→ **Written exercise**
Without the pictures, print each of the records below exactly as it appears.

(Excerpts from a figure dataset)
★ ★ ★

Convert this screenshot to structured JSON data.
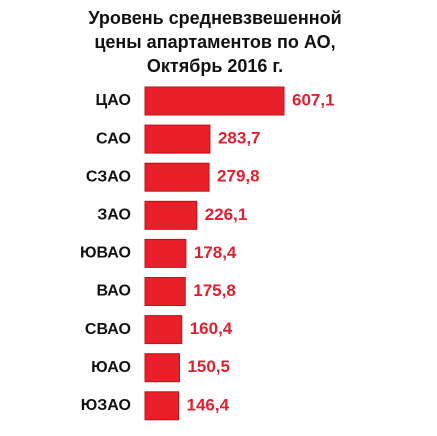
{
  "chart_data": {
    "type": "bar",
    "orientation": "horizontal",
    "title": [
      "Уровень средневзвешенной",
      "цены апартаментов  по АО,",
      "Октябрь 2016 г."
    ],
    "categories": [
      "ЦАО",
      "САО",
      "СЗАО",
      "ЗАО",
      "ЮВАО",
      "ВАО",
      "СВАО",
      "ЮАО",
      "ЮЗАО"
    ],
    "values": [
      607.1,
      283.7,
      279.8,
      226.1,
      178.4,
      175.8,
      160.4,
      150.5,
      146.4
    ],
    "value_labels": [
      "607,1",
      "283,7",
      "279,8",
      "226,1",
      "178,4",
      "175,8",
      "160,4",
      "150,5",
      "146,4"
    ],
    "color": "#e8202a",
    "label_color": "#e02030"
  }
}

★ ★ ★

→ **Solution below**
Convert this screenshot to structured JSON data.
{
  "chart_data": {
    "type": "bar",
    "orientation": "horizontal",
    "title": [
      "Уровень средневзвешенной",
      "цены апартаментов  по АО,",
      "Октябрь 2016 г."
    ],
    "categories": [
      "ЦАО",
      "САО",
      "СЗАО",
      "ЗАО",
      "ЮВАО",
      "ВАО",
      "СВАО",
      "ЮАО",
      "ЮЗАО"
    ],
    "values": [
      607.1,
      283.7,
      279.8,
      226.1,
      178.4,
      175.8,
      160.4,
      150.5,
      146.4
    ],
    "value_labels": [
      "607,1",
      "283,7",
      "279,8",
      "226,1",
      "178,4",
      "175,8",
      "160,4",
      "150,5",
      "146,4"
    ],
    "color": "#e8202a",
    "label_color": "#e02030"
  }
}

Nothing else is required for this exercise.